Set task: Search the material below for the word "this" and copy every line in which it occurs.

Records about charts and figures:
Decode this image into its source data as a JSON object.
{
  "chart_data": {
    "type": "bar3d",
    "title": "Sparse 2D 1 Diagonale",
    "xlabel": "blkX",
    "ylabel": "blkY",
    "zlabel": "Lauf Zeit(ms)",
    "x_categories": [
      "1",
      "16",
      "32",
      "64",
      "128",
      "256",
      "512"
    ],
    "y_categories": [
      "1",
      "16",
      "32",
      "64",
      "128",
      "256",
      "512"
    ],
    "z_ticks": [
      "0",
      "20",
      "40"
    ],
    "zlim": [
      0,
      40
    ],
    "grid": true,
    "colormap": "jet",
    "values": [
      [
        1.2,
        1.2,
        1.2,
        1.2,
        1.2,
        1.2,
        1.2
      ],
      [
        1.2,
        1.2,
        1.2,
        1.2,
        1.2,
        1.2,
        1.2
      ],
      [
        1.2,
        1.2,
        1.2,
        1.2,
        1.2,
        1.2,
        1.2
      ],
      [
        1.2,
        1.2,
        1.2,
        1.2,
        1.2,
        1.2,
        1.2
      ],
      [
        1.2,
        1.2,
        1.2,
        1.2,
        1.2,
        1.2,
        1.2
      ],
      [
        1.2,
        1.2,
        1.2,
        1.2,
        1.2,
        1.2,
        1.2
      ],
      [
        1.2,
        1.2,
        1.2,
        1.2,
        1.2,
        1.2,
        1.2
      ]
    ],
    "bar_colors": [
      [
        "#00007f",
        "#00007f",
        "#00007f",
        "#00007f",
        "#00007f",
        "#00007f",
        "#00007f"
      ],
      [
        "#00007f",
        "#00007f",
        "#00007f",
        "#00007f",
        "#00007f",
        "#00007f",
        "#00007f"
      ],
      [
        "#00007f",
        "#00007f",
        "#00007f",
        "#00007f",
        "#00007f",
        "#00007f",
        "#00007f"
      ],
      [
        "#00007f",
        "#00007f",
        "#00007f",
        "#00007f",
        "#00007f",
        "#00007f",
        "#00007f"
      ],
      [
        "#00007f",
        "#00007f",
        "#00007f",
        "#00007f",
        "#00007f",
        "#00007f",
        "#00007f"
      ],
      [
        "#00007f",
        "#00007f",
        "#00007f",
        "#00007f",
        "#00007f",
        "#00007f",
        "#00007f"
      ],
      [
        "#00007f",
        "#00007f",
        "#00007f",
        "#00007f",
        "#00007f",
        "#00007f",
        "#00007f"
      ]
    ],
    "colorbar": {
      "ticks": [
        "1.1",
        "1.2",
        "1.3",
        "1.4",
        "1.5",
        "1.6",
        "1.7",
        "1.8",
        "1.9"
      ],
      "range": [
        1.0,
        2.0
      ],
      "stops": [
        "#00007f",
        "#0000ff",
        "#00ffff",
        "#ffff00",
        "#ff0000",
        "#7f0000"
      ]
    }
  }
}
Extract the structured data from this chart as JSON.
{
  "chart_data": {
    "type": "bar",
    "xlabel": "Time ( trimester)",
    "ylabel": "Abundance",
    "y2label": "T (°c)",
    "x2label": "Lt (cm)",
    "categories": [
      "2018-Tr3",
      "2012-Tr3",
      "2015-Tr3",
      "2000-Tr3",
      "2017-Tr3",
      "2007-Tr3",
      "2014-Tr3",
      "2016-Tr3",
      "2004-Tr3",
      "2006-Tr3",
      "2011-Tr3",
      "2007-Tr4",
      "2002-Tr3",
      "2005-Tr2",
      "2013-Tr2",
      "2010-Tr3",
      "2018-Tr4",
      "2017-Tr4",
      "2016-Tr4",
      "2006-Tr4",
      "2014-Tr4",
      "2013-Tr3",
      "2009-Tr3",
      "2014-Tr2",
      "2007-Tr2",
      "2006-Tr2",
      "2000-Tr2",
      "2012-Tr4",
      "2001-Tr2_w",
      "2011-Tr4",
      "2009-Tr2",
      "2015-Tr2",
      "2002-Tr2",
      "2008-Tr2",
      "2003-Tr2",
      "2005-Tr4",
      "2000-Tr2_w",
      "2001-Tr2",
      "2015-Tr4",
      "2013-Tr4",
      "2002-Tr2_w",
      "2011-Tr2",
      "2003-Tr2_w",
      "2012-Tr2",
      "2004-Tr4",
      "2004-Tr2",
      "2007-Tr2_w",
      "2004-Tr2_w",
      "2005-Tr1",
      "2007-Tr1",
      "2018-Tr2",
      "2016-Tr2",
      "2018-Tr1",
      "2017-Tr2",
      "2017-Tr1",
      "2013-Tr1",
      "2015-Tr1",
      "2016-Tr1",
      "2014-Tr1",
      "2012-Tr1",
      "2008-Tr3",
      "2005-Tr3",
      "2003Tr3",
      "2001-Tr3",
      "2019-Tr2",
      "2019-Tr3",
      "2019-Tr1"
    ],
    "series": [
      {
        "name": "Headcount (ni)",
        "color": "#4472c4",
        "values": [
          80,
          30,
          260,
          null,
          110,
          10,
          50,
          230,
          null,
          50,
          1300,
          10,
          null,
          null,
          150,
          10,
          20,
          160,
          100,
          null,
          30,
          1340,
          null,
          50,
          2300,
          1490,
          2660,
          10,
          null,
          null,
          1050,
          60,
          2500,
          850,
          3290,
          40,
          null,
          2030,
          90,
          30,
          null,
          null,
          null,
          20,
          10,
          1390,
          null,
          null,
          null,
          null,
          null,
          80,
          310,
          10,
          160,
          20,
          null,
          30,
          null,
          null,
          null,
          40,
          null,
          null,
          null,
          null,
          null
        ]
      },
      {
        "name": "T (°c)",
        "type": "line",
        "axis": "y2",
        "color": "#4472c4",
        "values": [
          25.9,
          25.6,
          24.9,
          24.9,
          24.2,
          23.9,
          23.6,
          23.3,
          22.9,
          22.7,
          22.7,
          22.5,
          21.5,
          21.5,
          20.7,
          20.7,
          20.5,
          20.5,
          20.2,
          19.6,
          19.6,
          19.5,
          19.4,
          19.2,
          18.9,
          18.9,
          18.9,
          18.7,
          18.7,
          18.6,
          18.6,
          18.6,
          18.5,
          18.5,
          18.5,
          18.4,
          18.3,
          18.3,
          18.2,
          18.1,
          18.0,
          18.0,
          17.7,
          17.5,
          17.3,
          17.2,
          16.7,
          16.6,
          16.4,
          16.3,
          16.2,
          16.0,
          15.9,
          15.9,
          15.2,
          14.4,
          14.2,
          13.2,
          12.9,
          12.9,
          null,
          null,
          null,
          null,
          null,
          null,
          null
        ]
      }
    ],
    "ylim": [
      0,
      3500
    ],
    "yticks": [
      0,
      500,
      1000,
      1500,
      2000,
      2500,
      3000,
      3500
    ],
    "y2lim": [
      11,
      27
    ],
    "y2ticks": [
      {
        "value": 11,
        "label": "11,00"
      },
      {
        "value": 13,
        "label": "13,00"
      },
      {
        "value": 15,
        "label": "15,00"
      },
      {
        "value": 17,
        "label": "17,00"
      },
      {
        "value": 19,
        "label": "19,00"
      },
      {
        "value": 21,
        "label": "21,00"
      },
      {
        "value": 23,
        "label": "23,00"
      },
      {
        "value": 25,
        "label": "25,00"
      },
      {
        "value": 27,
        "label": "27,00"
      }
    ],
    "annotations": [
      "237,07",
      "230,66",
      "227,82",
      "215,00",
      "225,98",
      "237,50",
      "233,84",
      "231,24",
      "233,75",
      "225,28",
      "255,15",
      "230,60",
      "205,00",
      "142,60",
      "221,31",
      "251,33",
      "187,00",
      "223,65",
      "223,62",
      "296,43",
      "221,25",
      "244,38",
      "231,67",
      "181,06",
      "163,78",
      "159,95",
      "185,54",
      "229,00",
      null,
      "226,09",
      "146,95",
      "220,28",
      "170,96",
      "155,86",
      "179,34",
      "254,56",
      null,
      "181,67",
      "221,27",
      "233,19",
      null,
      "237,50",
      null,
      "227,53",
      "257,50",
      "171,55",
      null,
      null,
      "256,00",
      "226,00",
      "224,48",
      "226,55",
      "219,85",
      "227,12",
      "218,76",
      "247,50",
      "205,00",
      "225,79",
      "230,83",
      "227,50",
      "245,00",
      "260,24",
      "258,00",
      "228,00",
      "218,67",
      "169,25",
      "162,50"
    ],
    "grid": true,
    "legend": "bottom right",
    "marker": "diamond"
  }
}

Written response:
Decode this image into its source data as a JSON object.
Extract the structured data from this chart as JSON.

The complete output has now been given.